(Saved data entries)
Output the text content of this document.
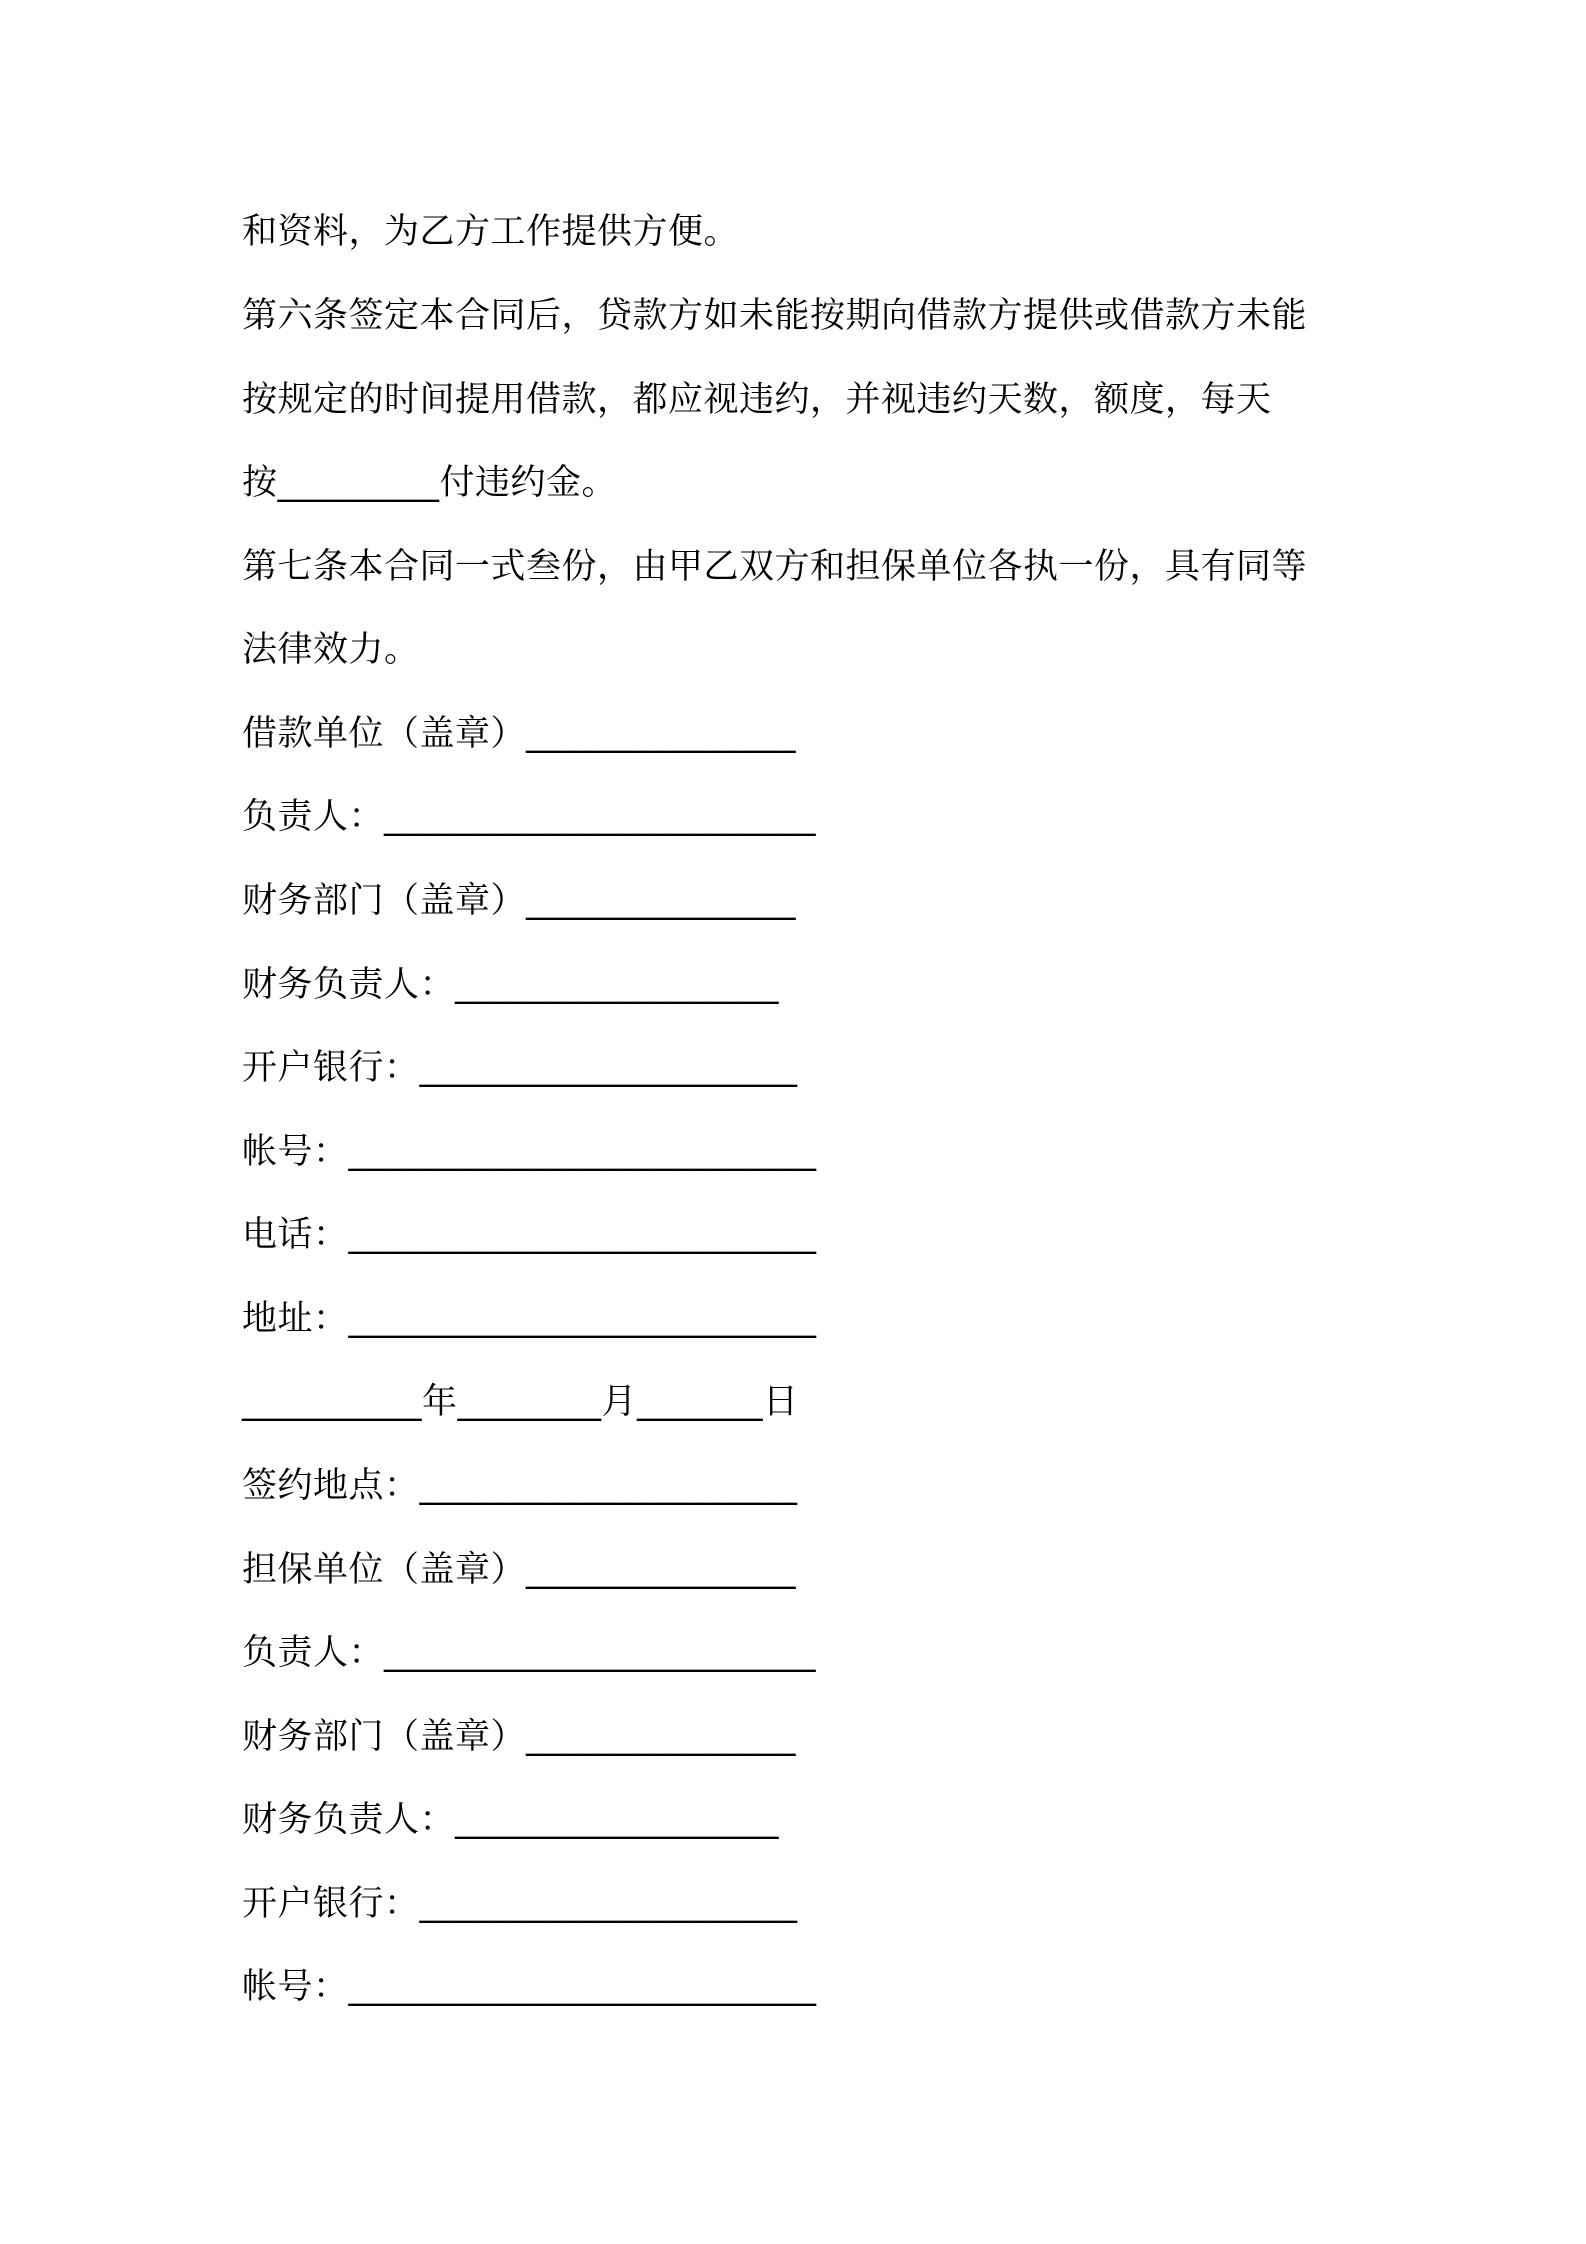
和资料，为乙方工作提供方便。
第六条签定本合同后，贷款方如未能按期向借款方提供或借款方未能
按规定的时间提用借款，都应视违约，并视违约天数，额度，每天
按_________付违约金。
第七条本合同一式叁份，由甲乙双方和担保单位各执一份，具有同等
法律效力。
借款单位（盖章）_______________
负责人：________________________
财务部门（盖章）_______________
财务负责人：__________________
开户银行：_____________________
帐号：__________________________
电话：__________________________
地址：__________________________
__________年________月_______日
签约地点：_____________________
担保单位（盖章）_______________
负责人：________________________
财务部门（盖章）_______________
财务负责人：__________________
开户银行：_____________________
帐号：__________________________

### Instructions for the task
All of the data needs repeating exactly, but the pictures do not.

### Solution for this exercise
Output the text content of this document.
和资料，为乙方工作提供方便。
第六条签定本合同后，贷款方如未能按期向借款方提供或借款方未能
按规定的时间提用借款，都应视违约，并视违约天数，额度，每天
按_________付违约金。
第七条本合同一式叁份，由甲乙双方和担保单位各执一份，具有同等
法律效力。
借款单位（盖章）_______________
负责人：________________________
财务部门（盖章）_______________
财务负责人：__________________
开户银行：_____________________
帐号：__________________________
电话：__________________________
地址：__________________________
__________年________月_______日
签约地点：_____________________
担保单位（盖章）_______________
负责人：________________________
财务部门（盖章）_______________
财务负责人：__________________
开户银行：_____________________
帐号：__________________________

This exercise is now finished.